Written problem – Every entry that follows should be reproduced exactly.

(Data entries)
----------
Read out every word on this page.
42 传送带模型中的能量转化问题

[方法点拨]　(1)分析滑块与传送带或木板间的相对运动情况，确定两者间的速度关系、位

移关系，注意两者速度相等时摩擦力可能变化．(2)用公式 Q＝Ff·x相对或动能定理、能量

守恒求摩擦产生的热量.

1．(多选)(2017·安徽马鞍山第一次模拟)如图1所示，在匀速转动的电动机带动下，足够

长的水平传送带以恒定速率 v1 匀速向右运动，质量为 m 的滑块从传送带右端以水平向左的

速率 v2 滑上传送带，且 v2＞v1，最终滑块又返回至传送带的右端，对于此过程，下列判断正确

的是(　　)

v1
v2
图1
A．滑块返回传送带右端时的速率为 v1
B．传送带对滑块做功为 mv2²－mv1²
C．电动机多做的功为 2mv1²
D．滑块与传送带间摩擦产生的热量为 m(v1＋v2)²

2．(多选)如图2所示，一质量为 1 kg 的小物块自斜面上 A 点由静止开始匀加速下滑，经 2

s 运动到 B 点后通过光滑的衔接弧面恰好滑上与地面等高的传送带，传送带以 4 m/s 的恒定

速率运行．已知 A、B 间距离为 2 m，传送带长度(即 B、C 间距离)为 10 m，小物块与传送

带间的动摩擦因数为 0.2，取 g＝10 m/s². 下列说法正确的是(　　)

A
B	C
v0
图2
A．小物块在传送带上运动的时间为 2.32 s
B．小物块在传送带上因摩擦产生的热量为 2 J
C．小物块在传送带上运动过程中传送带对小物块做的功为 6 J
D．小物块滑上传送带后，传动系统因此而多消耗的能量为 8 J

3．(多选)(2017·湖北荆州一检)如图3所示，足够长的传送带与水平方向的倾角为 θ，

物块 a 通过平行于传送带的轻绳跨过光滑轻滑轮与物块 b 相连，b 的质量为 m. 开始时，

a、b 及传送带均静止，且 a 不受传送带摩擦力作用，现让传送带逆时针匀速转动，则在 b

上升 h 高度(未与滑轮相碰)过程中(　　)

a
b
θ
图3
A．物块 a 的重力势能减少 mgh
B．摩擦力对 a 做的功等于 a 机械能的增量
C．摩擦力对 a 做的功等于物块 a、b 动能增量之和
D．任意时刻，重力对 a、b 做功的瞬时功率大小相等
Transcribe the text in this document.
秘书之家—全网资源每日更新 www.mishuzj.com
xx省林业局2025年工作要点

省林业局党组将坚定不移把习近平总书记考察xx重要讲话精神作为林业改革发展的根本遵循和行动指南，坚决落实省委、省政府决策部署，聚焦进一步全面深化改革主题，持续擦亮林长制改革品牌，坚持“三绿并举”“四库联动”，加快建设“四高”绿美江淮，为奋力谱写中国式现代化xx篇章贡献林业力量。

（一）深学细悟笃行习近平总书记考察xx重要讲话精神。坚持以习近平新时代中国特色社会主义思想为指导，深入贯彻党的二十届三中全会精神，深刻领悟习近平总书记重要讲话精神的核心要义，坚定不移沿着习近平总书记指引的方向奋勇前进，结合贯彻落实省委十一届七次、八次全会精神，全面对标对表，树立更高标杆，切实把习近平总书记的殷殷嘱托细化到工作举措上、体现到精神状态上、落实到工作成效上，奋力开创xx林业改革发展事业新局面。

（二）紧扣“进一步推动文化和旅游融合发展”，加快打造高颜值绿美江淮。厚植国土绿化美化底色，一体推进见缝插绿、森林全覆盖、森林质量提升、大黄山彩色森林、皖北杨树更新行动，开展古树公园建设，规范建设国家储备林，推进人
----------
Task output –
Read out every word on this page.
42 传送带模型中的能量转化问题

[方法点拨]　(1)分析滑块与传送带或木板间的相对运动情况，确定两者间的速度关系、位

移关系，注意两者速度相等时摩擦力可能变化．(2)用公式 Q＝Ff·x相对或动能定理、能量

守恒求摩擦产生的热量.

1．(多选)(2017·安徽马鞍山第一次模拟)如图1所示，在匀速转动的电动机带动下，足够

长的水平传送带以恒定速率 v1 匀速向右运动，质量为 m 的滑块从传送带右端以水平向左的

速率 v2 滑上传送带，且 v2＞v1，最终滑块又返回至传送带的右端，对于此过程，下列判断正确

的是(　　)

v1
v2
图1
A．滑块返回传送带右端时的速率为 v1
B．传送带对滑块做功为 mv2²－mv1²
C．电动机多做的功为 2mv1²
D．滑块与传送带间摩擦产生的热量为 m(v1＋v2)²

2．(多选)如图2所示，一质量为 1 kg 的小物块自斜面上 A 点由静止开始匀加速下滑，经 2

s 运动到 B 点后通过光滑的衔接弧面恰好滑上与地面等高的传送带，传送带以 4 m/s 的恒定

速率运行．已知 A、B 间距离为 2 m，传送带长度(即 B、C 间距离)为 10 m，小物块与传送

带间的动摩擦因数为 0.2，取 g＝10 m/s². 下列说法正确的是(　　)

A
B	C
v0
图2
A．小物块在传送带上运动的时间为 2.32 s
B．小物块在传送带上因摩擦产生的热量为 2 J
C．小物块在传送带上运动过程中传送带对小物块做的功为 6 J
D．小物块滑上传送带后，传动系统因此而多消耗的能量为 8 J

3．(多选)(2017·湖北荆州一检)如图3所示，足够长的传送带与水平方向的倾角为 θ，

物块 a 通过平行于传送带的轻绳跨过光滑轻滑轮与物块 b 相连，b 的质量为 m. 开始时，

a、b 及传送带均静止，且 a 不受传送带摩擦力作用，现让传送带逆时针匀速转动，则在 b

上升 h 高度(未与滑轮相碰)过程中(　　)

a
b
θ
图3
A．物块 a 的重力势能减少 mgh
B．摩擦力对 a 做的功等于 a 机械能的增量
C．摩擦力对 a 做的功等于物块 a、b 动能增量之和
D．任意时刻，重力对 a、b 做功的瞬时功率大小相等
Transcribe the text in this document.
秘书之家—全网资源每日更新 www.mishuzj.com
xx省林业局2025年工作要点

省林业局党组将坚定不移把习近平总书记考察xx重要讲话精神作为林业改革发展的根本遵循和行动指南，坚决落实省委、省政府决策部署，聚焦进一步全面深化改革主题，持续擦亮林长制改革品牌，坚持“三绿并举”“四库联动”，加快建设“四高”绿美江淮，为奋力谱写中国式现代化xx篇章贡献林业力量。

（一）深学细悟笃行习近平总书记考察xx重要讲话精神。坚持以习近平新时代中国特色社会主义思想为指导，深入贯彻党的二十届三中全会精神，深刻领悟习近平总书记重要讲话精神的核心要义，坚定不移沿着习近平总书记指引的方向奋勇前进，结合贯彻落实省委十一届七次、八次全会精神，全面对标对表，树立更高标杆，切实把习近平总书记的殷殷嘱托细化到工作举措上、体现到精神状态上、落实到工作成效上，奋力开创xx林业改革发展事业新局面。

（二）紧扣“进一步推动文化和旅游融合发展”，加快打造高颜值绿美江淮。厚植国土绿化美化底色，一体推进见缝插绿、森林全覆盖、森林质量提升、大黄山彩色森林、皖北杨树更新行动，开展古树公园建设，规范建设国家储备林，推进人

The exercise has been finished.